WRITTEN PROBLEM →
Return the whole listing, keeping every character the same.

[Stored records]
%%

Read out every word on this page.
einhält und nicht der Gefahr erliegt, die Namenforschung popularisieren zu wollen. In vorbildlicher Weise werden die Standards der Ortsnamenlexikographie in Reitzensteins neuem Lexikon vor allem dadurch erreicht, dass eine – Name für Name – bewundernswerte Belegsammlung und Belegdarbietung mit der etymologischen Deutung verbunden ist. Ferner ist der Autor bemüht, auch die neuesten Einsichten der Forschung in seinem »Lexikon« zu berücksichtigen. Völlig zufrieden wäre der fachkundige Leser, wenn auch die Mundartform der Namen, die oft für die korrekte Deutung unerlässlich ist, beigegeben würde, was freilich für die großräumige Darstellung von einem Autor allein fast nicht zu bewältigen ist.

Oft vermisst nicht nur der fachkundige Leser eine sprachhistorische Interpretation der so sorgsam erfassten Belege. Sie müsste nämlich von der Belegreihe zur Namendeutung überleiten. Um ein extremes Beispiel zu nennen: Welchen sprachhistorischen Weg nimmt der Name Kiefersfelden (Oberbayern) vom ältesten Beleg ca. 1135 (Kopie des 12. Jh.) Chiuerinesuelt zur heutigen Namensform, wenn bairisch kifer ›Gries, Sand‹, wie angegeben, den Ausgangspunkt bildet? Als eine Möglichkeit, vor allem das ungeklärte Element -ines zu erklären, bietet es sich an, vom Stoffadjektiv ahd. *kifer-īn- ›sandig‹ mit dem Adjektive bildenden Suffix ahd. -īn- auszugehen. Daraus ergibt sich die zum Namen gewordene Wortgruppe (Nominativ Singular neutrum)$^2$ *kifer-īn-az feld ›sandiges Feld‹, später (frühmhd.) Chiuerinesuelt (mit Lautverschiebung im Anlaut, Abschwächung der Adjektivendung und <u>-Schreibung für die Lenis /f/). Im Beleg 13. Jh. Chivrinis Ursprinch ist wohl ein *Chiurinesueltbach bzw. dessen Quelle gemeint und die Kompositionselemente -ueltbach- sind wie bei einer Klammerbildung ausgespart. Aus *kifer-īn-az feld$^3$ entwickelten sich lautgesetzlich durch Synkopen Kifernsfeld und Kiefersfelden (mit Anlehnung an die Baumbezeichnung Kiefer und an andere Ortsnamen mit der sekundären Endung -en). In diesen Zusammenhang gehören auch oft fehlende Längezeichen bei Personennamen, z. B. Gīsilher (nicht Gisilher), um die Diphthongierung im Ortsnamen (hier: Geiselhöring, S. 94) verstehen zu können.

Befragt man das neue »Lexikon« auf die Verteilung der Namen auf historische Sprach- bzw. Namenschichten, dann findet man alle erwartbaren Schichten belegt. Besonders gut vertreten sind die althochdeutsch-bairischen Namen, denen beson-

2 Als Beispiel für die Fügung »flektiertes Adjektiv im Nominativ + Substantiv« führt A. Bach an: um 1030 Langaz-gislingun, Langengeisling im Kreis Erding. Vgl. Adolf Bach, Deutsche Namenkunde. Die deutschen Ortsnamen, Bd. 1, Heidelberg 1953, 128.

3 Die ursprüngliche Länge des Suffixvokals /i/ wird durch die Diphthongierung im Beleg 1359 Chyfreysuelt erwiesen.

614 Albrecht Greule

%%

ANSWER →
Read out every word on this page.
einhält und nicht der Gefahr erliegt, die Namenforschung popularisieren zu wollen. In vorbildlicher Weise werden die Standards der Ortsnamenlexikographie in Reitzensteins neuem Lexikon vor allem dadurch erreicht, dass eine – Name für Name – bewundernswerte Belegsammlung und Belegdarbietung mit der etymologischen Deutung verbunden ist. Ferner ist der Autor bemüht, auch die neuesten Einsichten der Forschung in seinem »Lexikon« zu berücksichtigen. Völlig zufrieden wäre der fachkundige Leser, wenn auch die Mundartform der Namen, die oft für die korrekte Deutung unerlässlich ist, beigegeben würde, was freilich für die großräumige Darstellung von einem Autor allein fast nicht zu bewältigen ist.

Oft vermisst nicht nur der fachkundige Leser eine sprachhistorische Interpretation der so sorgsam erfassten Belege. Sie müsste nämlich von der Belegreihe zur Namendeutung überleiten. Um ein extremes Beispiel zu nennen: Welchen sprachhistorischen Weg nimmt der Name Kiefersfelden (Oberbayern) vom ältesten Beleg ca. 1135 (Kopie des 12. Jh.) Chiuerinesuelt zur heutigen Namensform, wenn bairisch kifer ›Gries, Sand‹, wie angegeben, den Ausgangspunkt bildet? Als eine Möglichkeit, vor allem das ungeklärte Element -ines zu erklären, bietet es sich an, vom Stoffadjektiv ahd. *kifer-īn- ›sandig‹ mit dem Adjektive bildenden Suffix ahd. -īn- auszugehen. Daraus ergibt sich die zum Namen gewordene Wortgruppe (Nominativ Singular neutrum)$^2$ *kifer-īn-az feld ›sandiges Feld‹, später (frühmhd.) Chiuerinesuelt (mit Lautverschiebung im Anlaut, Abschwächung der Adjektivendung und <u>-Schreibung für die Lenis /f/). Im Beleg 13. Jh. Chivrinis Ursprinch ist wohl ein *Chiurinesueltbach bzw. dessen Quelle gemeint und die Kompositionselemente -ueltbach- sind wie bei einer Klammerbildung ausgespart. Aus *kifer-īn-az feld$^3$ entwickelten sich lautgesetzlich durch Synkopen Kifernsfeld und Kiefersfelden (mit Anlehnung an die Baumbezeichnung Kiefer und an andere Ortsnamen mit der sekundären Endung -en). In diesen Zusammenhang gehören auch oft fehlende Längezeichen bei Personennamen, z. B. Gīsilher (nicht Gisilher), um die Diphthongierung im Ortsnamen (hier: Geiselhöring, S. 94) verstehen zu können.

Befragt man das neue »Lexikon« auf die Verteilung der Namen auf historische Sprach- bzw. Namenschichten, dann findet man alle erwartbaren Schichten belegt. Besonders gut vertreten sind die althochdeutsch-bairischen Namen, denen beson-

2 Als Beispiel für die Fügung »flektiertes Adjektiv im Nominativ + Substantiv« führt A. Bach an: um 1030 Langaz-gislingun, Langengeisling im Kreis Erding. Vgl. Adolf Bach, Deutsche Namenkunde. Die deutschen Ortsnamen, Bd. 1, Heidelberg 1953, 128.

3 Die ursprüngliche Länge des Suffixvokals /i/ wird durch die Diphthongierung im Beleg 1359 Chyfreysuelt erwiesen.

614 Albrecht Greule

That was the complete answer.